** START Record extracts **

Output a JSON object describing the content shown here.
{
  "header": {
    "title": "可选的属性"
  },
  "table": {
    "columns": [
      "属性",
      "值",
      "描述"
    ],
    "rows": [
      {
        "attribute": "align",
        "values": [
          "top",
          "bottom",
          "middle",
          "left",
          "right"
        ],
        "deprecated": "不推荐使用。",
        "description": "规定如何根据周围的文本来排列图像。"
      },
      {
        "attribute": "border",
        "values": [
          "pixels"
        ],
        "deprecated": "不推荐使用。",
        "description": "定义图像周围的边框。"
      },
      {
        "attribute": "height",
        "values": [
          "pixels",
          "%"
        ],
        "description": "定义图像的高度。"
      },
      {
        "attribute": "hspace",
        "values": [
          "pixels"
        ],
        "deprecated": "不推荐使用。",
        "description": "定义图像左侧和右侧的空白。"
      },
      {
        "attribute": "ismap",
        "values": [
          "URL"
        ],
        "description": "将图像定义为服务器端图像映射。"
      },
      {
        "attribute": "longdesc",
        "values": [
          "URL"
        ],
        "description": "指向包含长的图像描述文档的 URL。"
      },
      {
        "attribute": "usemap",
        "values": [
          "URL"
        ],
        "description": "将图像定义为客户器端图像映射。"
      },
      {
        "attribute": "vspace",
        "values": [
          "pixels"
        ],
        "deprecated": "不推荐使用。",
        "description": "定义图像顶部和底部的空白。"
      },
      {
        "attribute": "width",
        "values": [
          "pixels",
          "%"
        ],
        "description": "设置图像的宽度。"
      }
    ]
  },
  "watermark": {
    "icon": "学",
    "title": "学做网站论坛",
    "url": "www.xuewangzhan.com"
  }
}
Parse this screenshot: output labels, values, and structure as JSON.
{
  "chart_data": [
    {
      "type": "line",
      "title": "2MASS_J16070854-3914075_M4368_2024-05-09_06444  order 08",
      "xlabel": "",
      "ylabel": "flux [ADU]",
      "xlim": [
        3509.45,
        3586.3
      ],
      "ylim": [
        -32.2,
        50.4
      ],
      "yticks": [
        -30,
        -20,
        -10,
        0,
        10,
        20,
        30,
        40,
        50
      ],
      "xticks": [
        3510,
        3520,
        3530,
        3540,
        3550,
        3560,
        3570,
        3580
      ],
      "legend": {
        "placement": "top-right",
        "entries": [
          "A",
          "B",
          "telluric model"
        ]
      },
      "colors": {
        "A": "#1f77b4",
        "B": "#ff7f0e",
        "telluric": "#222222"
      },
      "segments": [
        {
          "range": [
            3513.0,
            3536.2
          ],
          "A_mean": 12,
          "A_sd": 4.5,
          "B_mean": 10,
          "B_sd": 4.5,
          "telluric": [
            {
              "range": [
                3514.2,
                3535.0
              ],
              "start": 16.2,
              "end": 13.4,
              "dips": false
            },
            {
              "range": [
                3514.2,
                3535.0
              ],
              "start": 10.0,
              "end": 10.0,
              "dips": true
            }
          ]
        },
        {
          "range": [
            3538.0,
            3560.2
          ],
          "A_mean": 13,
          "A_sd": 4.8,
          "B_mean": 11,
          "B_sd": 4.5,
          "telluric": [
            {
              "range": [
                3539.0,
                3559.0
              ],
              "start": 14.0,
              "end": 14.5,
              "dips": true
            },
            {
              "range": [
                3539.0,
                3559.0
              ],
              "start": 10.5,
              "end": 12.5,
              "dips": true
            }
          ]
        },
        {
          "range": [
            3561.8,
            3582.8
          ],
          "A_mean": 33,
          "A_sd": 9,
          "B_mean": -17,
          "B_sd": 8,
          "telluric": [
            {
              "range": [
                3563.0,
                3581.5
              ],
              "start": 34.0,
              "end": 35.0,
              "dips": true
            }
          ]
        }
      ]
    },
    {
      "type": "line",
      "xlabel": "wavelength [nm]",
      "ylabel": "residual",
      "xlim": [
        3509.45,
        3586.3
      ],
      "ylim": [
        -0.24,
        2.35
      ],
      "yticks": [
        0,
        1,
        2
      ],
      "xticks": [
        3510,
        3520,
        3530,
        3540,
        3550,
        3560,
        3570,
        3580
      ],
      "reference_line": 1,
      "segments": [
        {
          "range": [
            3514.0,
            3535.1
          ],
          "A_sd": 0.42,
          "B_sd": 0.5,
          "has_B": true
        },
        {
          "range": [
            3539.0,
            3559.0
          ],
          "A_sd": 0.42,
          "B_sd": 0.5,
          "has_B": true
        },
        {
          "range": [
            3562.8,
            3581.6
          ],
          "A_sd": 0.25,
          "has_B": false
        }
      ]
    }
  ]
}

** END Record extracts **

Output the listing above exactly as it appears.

• _Result of this task_:
Output a JSON object describing the content shown here.
{
  "header": {
    "title": "可选的属性"
  },
  "table": {
    "columns": [
      "属性",
      "值",
      "描述"
    ],
    "rows": [
      {
        "attribute": "align",
        "values": [
          "top",
          "bottom",
          "middle",
          "left",
          "right"
        ],
        "deprecated": "不推荐使用。",
        "description": "规定如何根据周围的文本来排列图像。"
      },
      {
        "attribute": "border",
        "values": [
          "pixels"
        ],
        "deprecated": "不推荐使用。",
        "description": "定义图像周围的边框。"
      },
      {
        "attribute": "height",
        "values": [
          "pixels",
          "%"
        ],
        "description": "定义图像的高度。"
      },
      {
        "attribute": "hspace",
        "values": [
          "pixels"
        ],
        "deprecated": "不推荐使用。",
        "description": "定义图像左侧和右侧的空白。"
      },
      {
        "attribute": "ismap",
        "values": [
          "URL"
        ],
        "description": "将图像定义为服务器端图像映射。"
      },
      {
        "attribute": "longdesc",
        "values": [
          "URL"
        ],
        "description": "指向包含长的图像描述文档的 URL。"
      },
      {
        "attribute": "usemap",
        "values": [
          "URL"
        ],
        "description": "将图像定义为客户器端图像映射。"
      },
      {
        "attribute": "vspace",
        "values": [
          "pixels"
        ],
        "deprecated": "不推荐使用。",
        "description": "定义图像顶部和底部的空白。"
      },
      {
        "attribute": "width",
        "values": [
          "pixels",
          "%"
        ],
        "description": "设置图像的宽度。"
      }
    ]
  },
  "watermark": {
    "icon": "学",
    "title": "学做网站论坛",
    "url": "www.xuewangzhan.com"
  }
}
Parse this screenshot: output labels, values, and structure as JSON.
{
  "chart_data": [
    {
      "type": "line",
      "title": "2MASS_J16070854-3914075_M4368_2024-05-09_06444  order 08",
      "xlabel": "",
      "ylabel": "flux [ADU]",
      "xlim": [
        3509.45,
        3586.3
      ],
      "ylim": [
        -32.2,
        50.4
      ],
      "yticks": [
        -30,
        -20,
        -10,
        0,
        10,
        20,
        30,
        40,
        50
      ],
      "xticks": [
        3510,
        3520,
        3530,
        3540,
        3550,
        3560,
        3570,
        3580
      ],
      "legend": {
        "placement": "top-right",
        "entries": [
          "A",
          "B",
          "telluric model"
        ]
      },
      "colors": {
        "A": "#1f77b4",
        "B": "#ff7f0e",
        "telluric": "#222222"
      },
      "segments": [
        {
          "range": [
            3513.0,
            3536.2
          ],
          "A_mean": 12,
          "A_sd": 4.5,
          "B_mean": 10,
          "B_sd": 4.5,
          "telluric": [
            {
              "range": [
                3514.2,
                3535.0
              ],
              "start": 16.2,
              "end": 13.4,
              "dips": false
            },
            {
              "range": [
                3514.2,
                3535.0
              ],
              "start": 10.0,
              "end": 10.0,
              "dips": true
            }
          ]
        },
        {
          "range": [
            3538.0,
            3560.2
          ],
          "A_mean": 13,
          "A_sd": 4.8,
          "B_mean": 11,
          "B_sd": 4.5,
          "telluric": [
            {
              "range": [
                3539.0,
                3559.0
              ],
              "start": 14.0,
              "end": 14.5,
              "dips": true
            },
            {
              "range": [
                3539.0,
                3559.0
              ],
              "start": 10.5,
              "end": 12.5,
              "dips": true
            }
          ]
        },
        {
          "range": [
            3561.8,
            3582.8
          ],
          "A_mean": 33,
          "A_sd": 9,
          "B_mean": -17,
          "B_sd": 8,
          "telluric": [
            {
              "range": [
                3563.0,
                3581.5
              ],
              "start": 34.0,
              "end": 35.0,
              "dips": true
            }
          ]
        }
      ]
    },
    {
      "type": "line",
      "xlabel": "wavelength [nm]",
      "ylabel": "residual",
      "xlim": [
        3509.45,
        3586.3
      ],
      "ylim": [
        -0.24,
        2.35
      ],
      "yticks": [
        0,
        1,
        2
      ],
      "xticks": [
        3510,
        3520,
        3530,
        3540,
        3550,
        3560,
        3570,
        3580
      ],
      "reference_line": 1,
      "segments": [
        {
          "range": [
            3514.0,
            3535.1
          ],
          "A_sd": 0.42,
          "B_sd": 0.5,
          "has_B": true
        },
        {
          "range": [
            3539.0,
            3559.0
          ],
          "A_sd": 0.42,
          "B_sd": 0.5,
          "has_B": true
        },
        {
          "range": [
            3562.8,
            3581.6
          ],
          "A_sd": 0.25,
          "has_B": false
        }
      ]
    }
  ]
}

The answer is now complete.